To be done: Return every entry exactly as written.

※ ※ ※

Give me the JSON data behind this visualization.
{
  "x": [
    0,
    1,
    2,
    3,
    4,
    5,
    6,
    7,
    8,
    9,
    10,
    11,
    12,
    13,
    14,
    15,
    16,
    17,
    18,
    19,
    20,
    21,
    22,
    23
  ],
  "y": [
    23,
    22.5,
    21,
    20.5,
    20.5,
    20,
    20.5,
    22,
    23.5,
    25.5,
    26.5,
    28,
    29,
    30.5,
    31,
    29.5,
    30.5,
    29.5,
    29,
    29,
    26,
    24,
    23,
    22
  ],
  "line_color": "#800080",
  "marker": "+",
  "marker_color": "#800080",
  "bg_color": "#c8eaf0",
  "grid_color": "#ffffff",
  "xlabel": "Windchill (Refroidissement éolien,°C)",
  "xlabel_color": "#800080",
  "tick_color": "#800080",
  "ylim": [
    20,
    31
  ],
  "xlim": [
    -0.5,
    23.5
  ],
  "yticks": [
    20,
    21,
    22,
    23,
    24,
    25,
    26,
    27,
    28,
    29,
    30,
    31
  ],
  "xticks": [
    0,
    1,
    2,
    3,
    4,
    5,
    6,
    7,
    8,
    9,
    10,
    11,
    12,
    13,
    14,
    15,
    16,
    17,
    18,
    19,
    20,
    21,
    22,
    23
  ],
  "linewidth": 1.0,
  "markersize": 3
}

※ ※ ※

Result for this exercise:
Give me the JSON data behind this visualization.
{
  "x": [
    0,
    1,
    2,
    3,
    4,
    5,
    6,
    7,
    8,
    9,
    10,
    11,
    12,
    13,
    14,
    15,
    16,
    17,
    18,
    19,
    20,
    21,
    22,
    23
  ],
  "y": [
    23,
    22.5,
    21,
    20.5,
    20.5,
    20,
    20.5,
    22,
    23.5,
    25.5,
    26.5,
    28,
    29,
    30.5,
    31,
    29.5,
    30.5,
    29.5,
    29,
    29,
    26,
    24,
    23,
    22
  ],
  "line_color": "#800080",
  "marker": "+",
  "marker_color": "#800080",
  "bg_color": "#c8eaf0",
  "grid_color": "#ffffff",
  "xlabel": "Windchill (Refroidissement éolien,°C)",
  "xlabel_color": "#800080",
  "tick_color": "#800080",
  "ylim": [
    20,
    31
  ],
  "xlim": [
    -0.5,
    23.5
  ],
  "yticks": [
    20,
    21,
    22,
    23,
    24,
    25,
    26,
    27,
    28,
    29,
    30,
    31
  ],
  "xticks": [
    0,
    1,
    2,
    3,
    4,
    5,
    6,
    7,
    8,
    9,
    10,
    11,
    12,
    13,
    14,
    15,
    16,
    17,
    18,
    19,
    20,
    21,
    22,
    23
  ],
  "linewidth": 1.0,
  "markersize": 3
}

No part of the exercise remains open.